>>>
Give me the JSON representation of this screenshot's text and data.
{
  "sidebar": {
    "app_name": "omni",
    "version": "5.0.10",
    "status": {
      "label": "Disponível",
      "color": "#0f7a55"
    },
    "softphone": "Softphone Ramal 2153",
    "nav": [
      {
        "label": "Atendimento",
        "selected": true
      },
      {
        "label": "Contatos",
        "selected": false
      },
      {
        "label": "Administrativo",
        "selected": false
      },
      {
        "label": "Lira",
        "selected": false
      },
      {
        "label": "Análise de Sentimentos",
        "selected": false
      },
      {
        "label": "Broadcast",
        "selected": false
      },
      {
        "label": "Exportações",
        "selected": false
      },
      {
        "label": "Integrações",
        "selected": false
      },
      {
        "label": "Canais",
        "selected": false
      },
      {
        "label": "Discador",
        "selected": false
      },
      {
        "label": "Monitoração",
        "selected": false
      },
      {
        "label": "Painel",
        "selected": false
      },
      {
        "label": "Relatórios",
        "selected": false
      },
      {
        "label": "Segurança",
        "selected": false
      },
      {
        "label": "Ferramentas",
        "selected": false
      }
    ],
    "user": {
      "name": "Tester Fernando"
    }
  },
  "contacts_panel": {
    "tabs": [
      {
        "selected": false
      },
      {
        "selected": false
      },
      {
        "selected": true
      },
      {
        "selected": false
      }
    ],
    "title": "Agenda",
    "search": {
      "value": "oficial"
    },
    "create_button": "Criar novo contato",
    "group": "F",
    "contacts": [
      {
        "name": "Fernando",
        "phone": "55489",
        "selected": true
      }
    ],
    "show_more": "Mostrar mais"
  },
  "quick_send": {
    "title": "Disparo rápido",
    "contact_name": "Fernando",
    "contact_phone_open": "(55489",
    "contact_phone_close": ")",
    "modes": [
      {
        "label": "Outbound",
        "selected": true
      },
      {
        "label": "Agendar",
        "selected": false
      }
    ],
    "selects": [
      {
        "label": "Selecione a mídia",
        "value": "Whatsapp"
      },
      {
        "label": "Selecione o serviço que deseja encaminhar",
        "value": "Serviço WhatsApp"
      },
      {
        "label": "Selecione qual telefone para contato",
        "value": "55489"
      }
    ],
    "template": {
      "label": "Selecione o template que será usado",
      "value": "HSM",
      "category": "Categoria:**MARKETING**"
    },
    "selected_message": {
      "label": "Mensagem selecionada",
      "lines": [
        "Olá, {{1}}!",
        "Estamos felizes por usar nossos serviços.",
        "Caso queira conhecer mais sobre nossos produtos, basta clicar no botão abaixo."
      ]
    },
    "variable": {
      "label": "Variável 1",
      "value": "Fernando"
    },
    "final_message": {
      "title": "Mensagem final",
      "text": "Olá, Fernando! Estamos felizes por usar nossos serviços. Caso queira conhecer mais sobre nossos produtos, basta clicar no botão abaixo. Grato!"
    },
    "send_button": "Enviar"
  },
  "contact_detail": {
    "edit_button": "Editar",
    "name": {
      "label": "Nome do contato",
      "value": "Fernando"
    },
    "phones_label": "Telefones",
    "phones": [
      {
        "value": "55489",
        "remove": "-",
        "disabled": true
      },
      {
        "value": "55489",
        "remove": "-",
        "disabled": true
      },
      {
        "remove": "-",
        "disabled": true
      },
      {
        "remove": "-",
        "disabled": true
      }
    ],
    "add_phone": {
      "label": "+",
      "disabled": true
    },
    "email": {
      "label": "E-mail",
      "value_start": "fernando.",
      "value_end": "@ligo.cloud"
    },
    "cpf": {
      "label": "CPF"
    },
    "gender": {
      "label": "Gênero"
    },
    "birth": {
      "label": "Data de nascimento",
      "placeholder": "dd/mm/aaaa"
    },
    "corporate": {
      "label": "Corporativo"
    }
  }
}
<<<
SHORT TASK:
Copy out each record from above, exactly.

ANSWER TO THIS EXERCISE:
Give me the JSON representation of this screenshot's text and data.
{
  "sidebar": {
    "app_name": "omni",
    "version": "5.0.10",
    "status": {
      "label": "Disponível",
      "color": "#0f7a55"
    },
    "softphone": "Softphone Ramal 2153",
    "nav": [
      {
        "label": "Atendimento",
        "selected": true
      },
      {
        "label": "Contatos",
        "selected": false
      },
      {
        "label": "Administrativo",
        "selected": false
      },
      {
        "label": "Lira",
        "selected": false
      },
      {
        "label": "Análise de Sentimentos",
        "selected": false
      },
      {
        "label": "Broadcast",
        "selected": false
      },
      {
        "label": "Exportações",
        "selected": false
      },
      {
        "label": "Integrações",
        "selected": false
      },
      {
        "label": "Canais",
        "selected": false
      },
      {
        "label": "Discador",
        "selected": false
      },
      {
        "label": "Monitoração",
        "selected": false
      },
      {
        "label": "Painel",
        "selected": false
      },
      {
        "label": "Relatórios",
        "selected": false
      },
      {
        "label": "Segurança",
        "selected": false
      },
      {
        "label": "Ferramentas",
        "selected": false
      }
    ],
    "user": {
      "name": "Tester Fernando"
    }
  },
  "contacts_panel": {
    "tabs": [
      {
        "selected": false
      },
      {
        "selected": false
      },
      {
        "selected": true
      },
      {
        "selected": false
      }
    ],
    "title": "Agenda",
    "search": {
      "value": "oficial"
    },
    "create_button": "Criar novo contato",
    "group": "F",
    "contacts": [
      {
        "name": "Fernando",
        "phone": "55489",
        "selected": true
      }
    ],
    "show_more": "Mostrar mais"
  },
  "quick_send": {
    "title": "Disparo rápido",
    "contact_name": "Fernando",
    "contact_phone_open": "(55489",
    "contact_phone_close": ")",
    "modes": [
      {
        "label": "Outbound",
        "selected": true
      },
      {
        "label": "Agendar",
        "selected": false
      }
    ],
    "selects": [
      {
        "label": "Selecione a mídia",
        "value": "Whatsapp"
      },
      {
        "label": "Selecione o serviço que deseja encaminhar",
        "value": "Serviço WhatsApp"
      },
      {
        "label": "Selecione qual telefone para contato",
        "value": "55489"
      }
    ],
    "template": {
      "label": "Selecione o template que será usado",
      "value": "HSM",
      "category": "Categoria:**MARKETING**"
    },
    "selected_message": {
      "label": "Mensagem selecionada",
      "lines": [
        "Olá, {{1}}!",
        "Estamos felizes por usar nossos serviços.",
        "Caso queira conhecer mais sobre nossos produtos, basta clicar no botão abaixo."
      ]
    },
    "variable": {
      "label": "Variável 1",
      "value": "Fernando"
    },
    "final_message": {
      "title": "Mensagem final",
      "text": "Olá, Fernando! Estamos felizes por usar nossos serviços. Caso queira conhecer mais sobre nossos produtos, basta clicar no botão abaixo. Grato!"
    },
    "send_button": "Enviar"
  },
  "contact_detail": {
    "edit_button": "Editar",
    "name": {
      "label": "Nome do contato",
      "value": "Fernando"
    },
    "phones_label": "Telefones",
    "phones": [
      {
        "value": "55489",
        "remove": "-",
        "disabled": true
      },
      {
        "value": "55489",
        "remove": "-",
        "disabled": true
      },
      {
        "remove": "-",
        "disabled": true
      },
      {
        "remove": "-",
        "disabled": true
      }
    ],
    "add_phone": {
      "label": "+",
      "disabled": true
    },
    "email": {
      "label": "E-mail",
      "value_start": "fernando.",
      "value_end": "@ligo.cloud"
    },
    "cpf": {
      "label": "CPF"
    },
    "gender": {
      "label": "Gênero"
    },
    "birth": {
      "label": "Data de nascimento",
      "placeholder": "dd/mm/aaaa"
    },
    "corporate": {
      "label": "Corporativo"
    }
  }
}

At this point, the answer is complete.